WHAT NEEDS TO BE DONE :: Pull every line holding the string "Şabandere" from the records below.

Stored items
---

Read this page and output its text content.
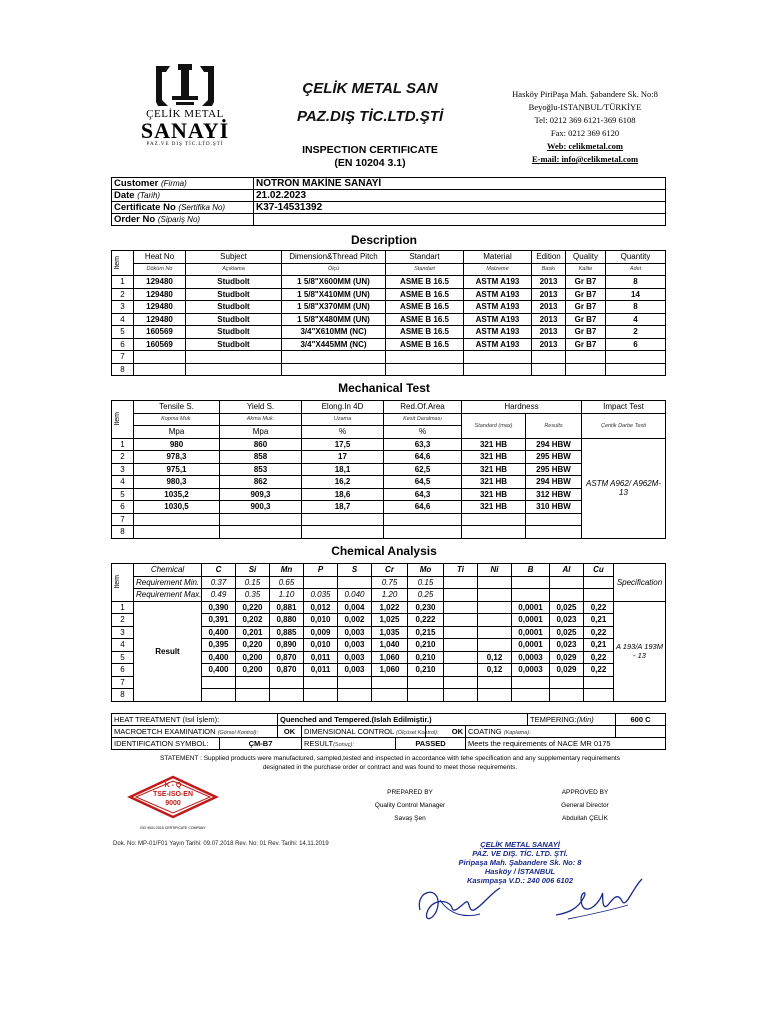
ÇELİK METAL
SANAYİ
PAZ.VE DIŞ TİC.LTD.ŞTİ
ÇELİK METAL SAN
PAZ.DIŞ TİC.LTD.ŞTİ
INSPECTION CERTIFICATE
(EN 10204 3.1)
Hasköy PiriPaşa Mah. Şabandere Sk. No:8
Beyoğlu-ISTANBUL/TÜRKİYE
Tel: 0212 369 6121-369 6108
Fax: 0212 369 6120
Web: celikmetal.com
E-mail: info@celikmetal.com
Customer (Firma)	NÖTRON MAKİNE SANAYİ
Date (Tarih)	21.02.2023
Certificate No (Sertifika No)	K37-14531392
Order No (Sipariş No)	
Description
Item	Heat No	Subject	Dimension&Thread Pitch	Standart	Material	Edition	Quality	Quantity
	Döküm No	Açıklama	Ölçü	Standart	Malzeme	Baskı	Kalite	Adet
1	129480	Studbolt	1 5/8"X600MM (UN)	ASME B 16.5	ASTM A193	2013	Gr B7	8
2	129480	Studbolt	1 5/8"X410MM (UN)	ASME B 16.5	ASTM A193	2013	Gr B7	14
3	129480	Studbolt	1 5/8"X370MM (UN)	ASME B 16.5	ASTM A193	2013	Gr B7	8
4	129480	Studbolt	1 5/8"X480MM (UN)	ASME B 16.5	ASTM A193	2013	Gr B7	4
5	160569	Studbolt	3/4"X610MM (NC)	ASME B 16.5	ASTM A193	2013	Gr B7	2
6	160569	Studbolt	3/4"X445MM (NC)	ASME B 16.5	ASTM A193	2013	Gr B7	6
7								
8								
Mechanical Test
Item	Tensile S.	Yield S.	Elong.In 4D	Red.Of.Area	Hardness		Impact Test	
	Kopma Muk.	Akma Muk.	Uzama	Kesit Daralması	Standard (max)	Results	Çentik Darbe Testi	
	Mpa	Mpa	%	%				
1	980	860	17,5	63,3	321 HB	294 HBW	ASTM A962/ A962M-13	
2	978,3	858	17	64,6	321 HB	295 HBW		
3	975,1	853	18,1	62,5	321 HB	295 HBW		
4	980,3	862	16,2	64,5	321 HB	294 HBW		
5	1035,2	909,3	18,6	64,3	321 HB	312 HBW		
6	1030,5	900,3	18,7	64,6	321 HB	310 HBW		
7								
8								
Chemical Analysis
Item	Chemical	C	Si	Mn	P	S	Cr	Mo	Ti	Ni	B	Al	Cu	Specification
	Requirement Min.	0.37	0.15	0.65			0.75	0.15						
	Requirement Max.	0.49	0.35	1.10	0.035	0.040	1.20	0.25						
1	Result	0,390	0,220	0,881	0,012	0,004	1,022	0,230			0,0001	0,025	0,22	A 193/A 193M - 13
2		0,391	0,202	0,880	0,010	0,002	1,025	0,222			0,0001	0,023	0,21	
3		0,400	0,201	0,885	0,009	0,003	1,035	0,215			0,0001	0,025	0,22	
4		0,395	0,220	0,890	0,010	0,003	1,040	0,210			0,0001	0,023	0,21	
5		0,400	0,200	0,870	0,011	0,003	1,060	0,210		0,12	0,0003	0,029	0,22	
6		0,400	0,200	0,870	0,011	0,003	1,060	0,210		0,12	0,0003	0,029	0,22	
7														
8														
HEAT TREATMENT (Isıl İşlem):		Quenched and Tempered.(Islah Edilmiştir.)					TEMPERING:(Min)	600 C
MACROETCH EXAMINATION (Görsel Kontrol):		OK	DIMENSIONAL CONTROL (Ölçüsel Kontrol):		OK	COATING (Kaplama):		
IDENTIFICATION SYMBOL:	ÇM-B7		RESULT(Sonuç):	PASSED		Meets the requirements of NACE MR 0175		
STATEMENT : Supplied products were manufactured, sampled,tested and inspected in accordance with tehe specification and any supplementary requirements
designated in the purchase order or contract and was found to meet those requirements.
K - Q
TSE-ISO-EN
9000
ISO 9001:2015 CERTIFICATE COMPANY
PREPARED BY
Quality Control Manager
Savaş Şen
APPROVED BY
General Director
Abdullah ÇELİK
Dok. No: MP-01/F01 Yayın Tarihi: 09.07.2018 Rev. No: 01 Rev. Tarihi: 14.11.2019	ÇELİK METAL SANAYİ
PAZ. VE DIŞ. TİC. LTD. ŞTİ.
Piripaşa Mah. Şabandere Sk. No: 8
Hasköy / İSTANBUL
Kasımpaşa V.D.: 240 006 6102
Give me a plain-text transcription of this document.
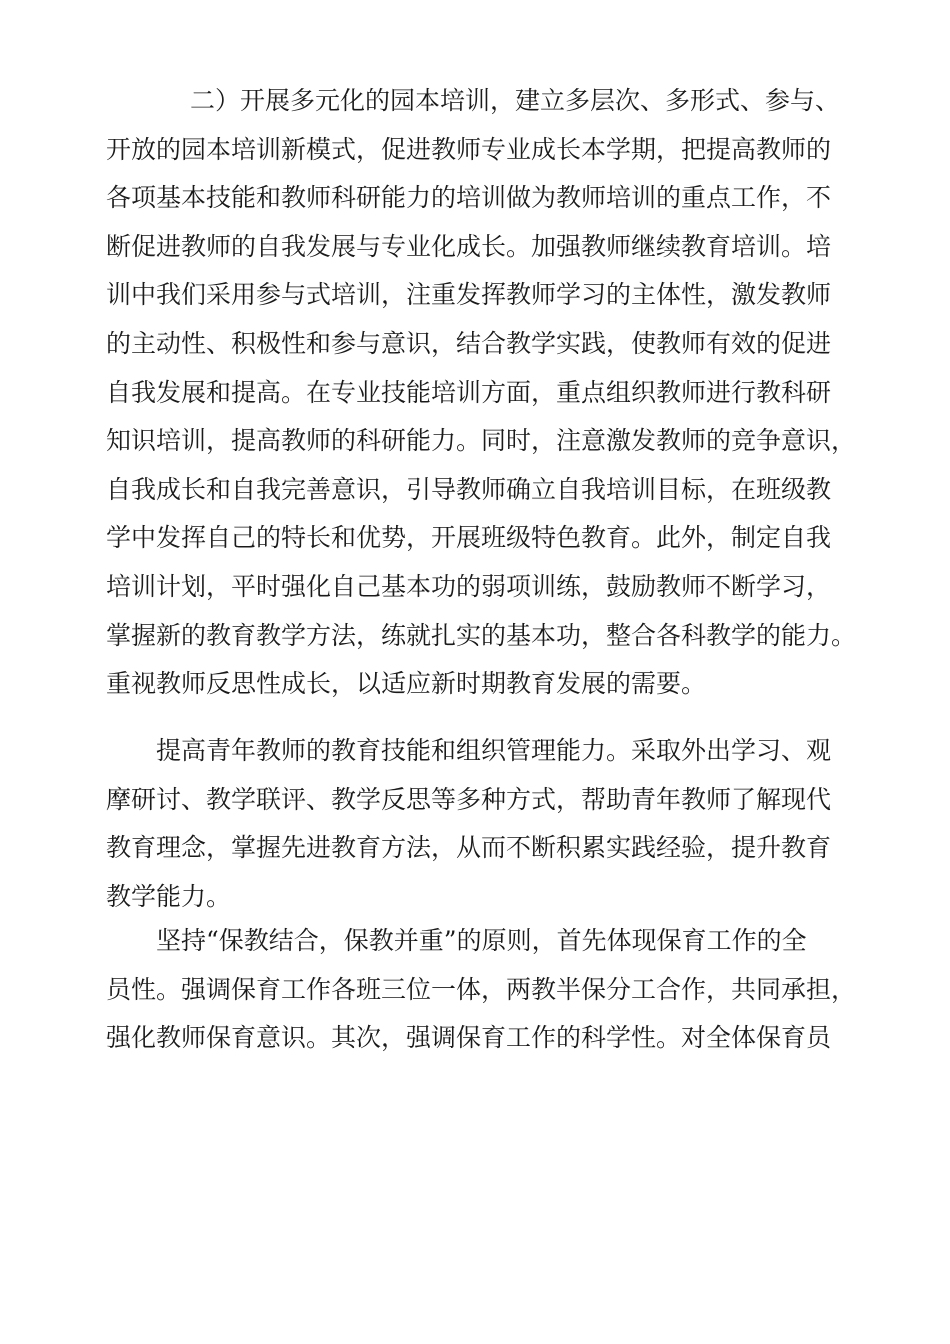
二）开展多元化的园本培训，建立多层次、多形式、参与、
开放的园本培训新模式，促进教师专业成长本学期，把提高教师的
各项基本技能和教师科研能力的培训做为教师培训的重点工作，不
断促进教师的自我发展与专业化成长。加强教师继续教育培训。培
训中我们采用参与式培训，注重发挥教师学习的主体性，激发教师
的主动性、积极性和参与意识，结合教学实践，使教师有效的促进
自我发展和提高。在专业技能培训方面，重点组织教师进行教科研
知识培训，提高教师的科研能力。同时，注意激发教师的竞争意识，
自我成长和自我完善意识，引导教师确立自我培训目标，在班级教
学中发挥自己的特长和优势，开展班级特色教育。此外，制定自我
培训计划，平时强化自己基本功的弱项训练，鼓励教师不断学习，
掌握新的教育教学方法，练就扎实的基本功，整合各科教学的能力。
重视教师反思性成长，以适应新时期教育发展的需要。
提高青年教师的教育技能和组织管理能力。采取外出学习、观
摩研讨、教学联评、教学反思等多种方式，帮助青年教师了解现代
教育理念，掌握先进教育方法，从而不断积累实践经验，提升教育
教学能力。
坚持“保教结合，保教并重”的原则，首先体现保育工作的全
员性。强调保育工作各班三位一体，两教半保分工合作，共同承担，
强化教师保育意识。其次，强调保育工作的科学性。对全体保育员
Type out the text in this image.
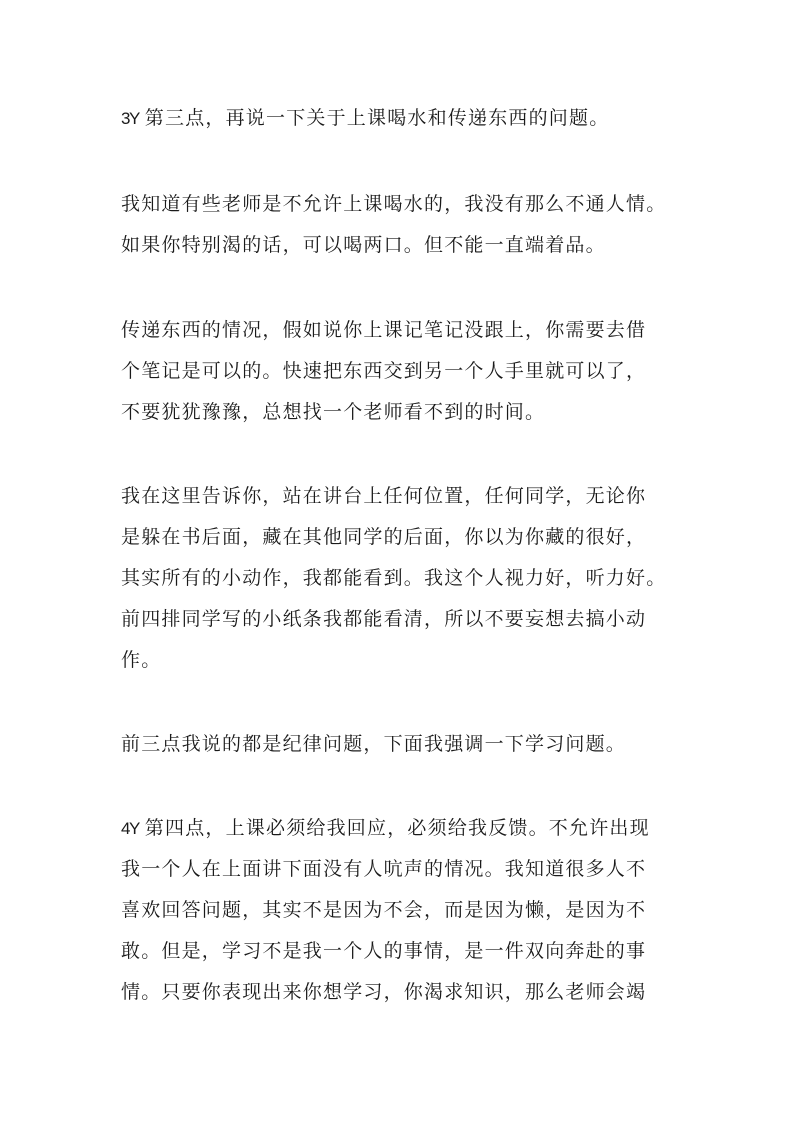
3Y 第三点，再说一下关于上课喝水和传递东西的问题。
我知道有些老师是不允许上课喝水的，我没有那么不通人情。
如果你特别渴的话，可以喝两口。但不能一直端着品。
传递东西的情况，假如说你上课记笔记没跟上，你需要去借
个笔记是可以的。快速把东西交到另一个人手里就可以了，
不要犹犹豫豫，总想找一个老师看不到的时间。
我在这里告诉你，站在讲台上任何位置，任何同学，无论你
是躲在书后面，藏在其他同学的后面，你以为你藏的很好，
其实所有的小动作，我都能看到。我这个人视力好，听力好。
前四排同学写的小纸条我都能看清，所以不要妄想去搞小动
作。
前三点我说的都是纪律问题，下面我强调一下学习问题。
4Y 第四点，上课必须给我回应，必须给我反馈。不允许出现
我一个人在上面讲下面没有人吭声的情况。我知道很多人不
喜欢回答问题，其实不是因为不会，而是因为懒，是因为不
敢。但是，学习不是我一个人的事情，是一件双向奔赴的事
情。只要你表现出来你想学习，你渴求知识，那么老师会竭
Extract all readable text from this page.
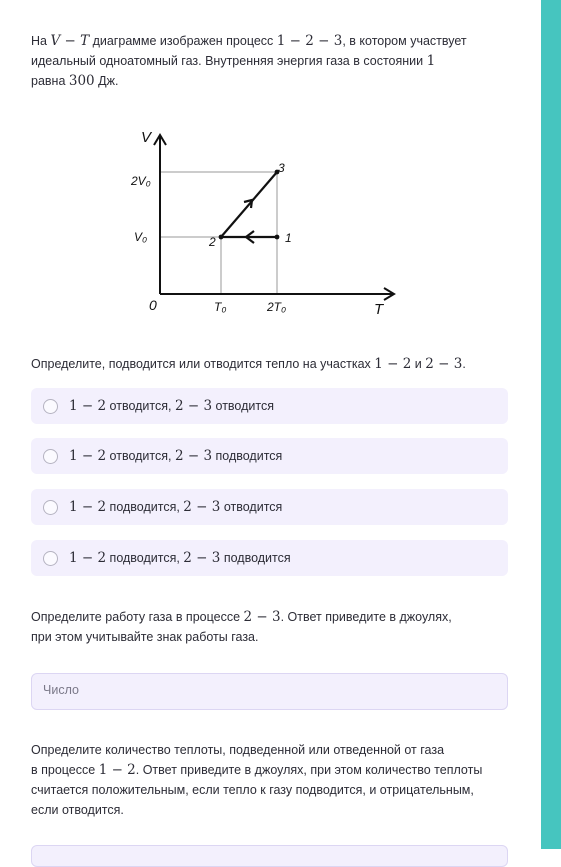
На V − T диаграмме изображен процесс 1 − 2 − 3, в котором участвует
идеальный одноатомный газ. Внутренняя энергия газа в состоянии 1
равна 300 Дж.
V
T
0
2V₀
V₀
T₀	2T₀
1
2
3
Определите, подводится или отводится тепло на участках 1 − 2 и 2 − 3.
1 − 2 отводится, 2 − 3 отводится
1 − 2 отводится, 2 − 3 подводится
1 − 2 подводится, 2 − 3 отводится
1 − 2 подводится, 2 − 3 подводится
Определите работу газа в процессе 2 − 3. Ответ приведите в джоулях,
при этом учитывайте знак работы газа.
Число
Определите количество теплоты, подведенной или отведенной от газа
в процессе 1 − 2. Ответ приведите в джоулях, при этом количество теплоты
считается положительным, если тепло к газу подводится, и отрицательным,
если отводится.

---

IN RESPONSE ::
Hasköy PiriPaşa Mah. Şabandere Sk. No:8
Piripaşa Mah. Şabandere Sk. No: 8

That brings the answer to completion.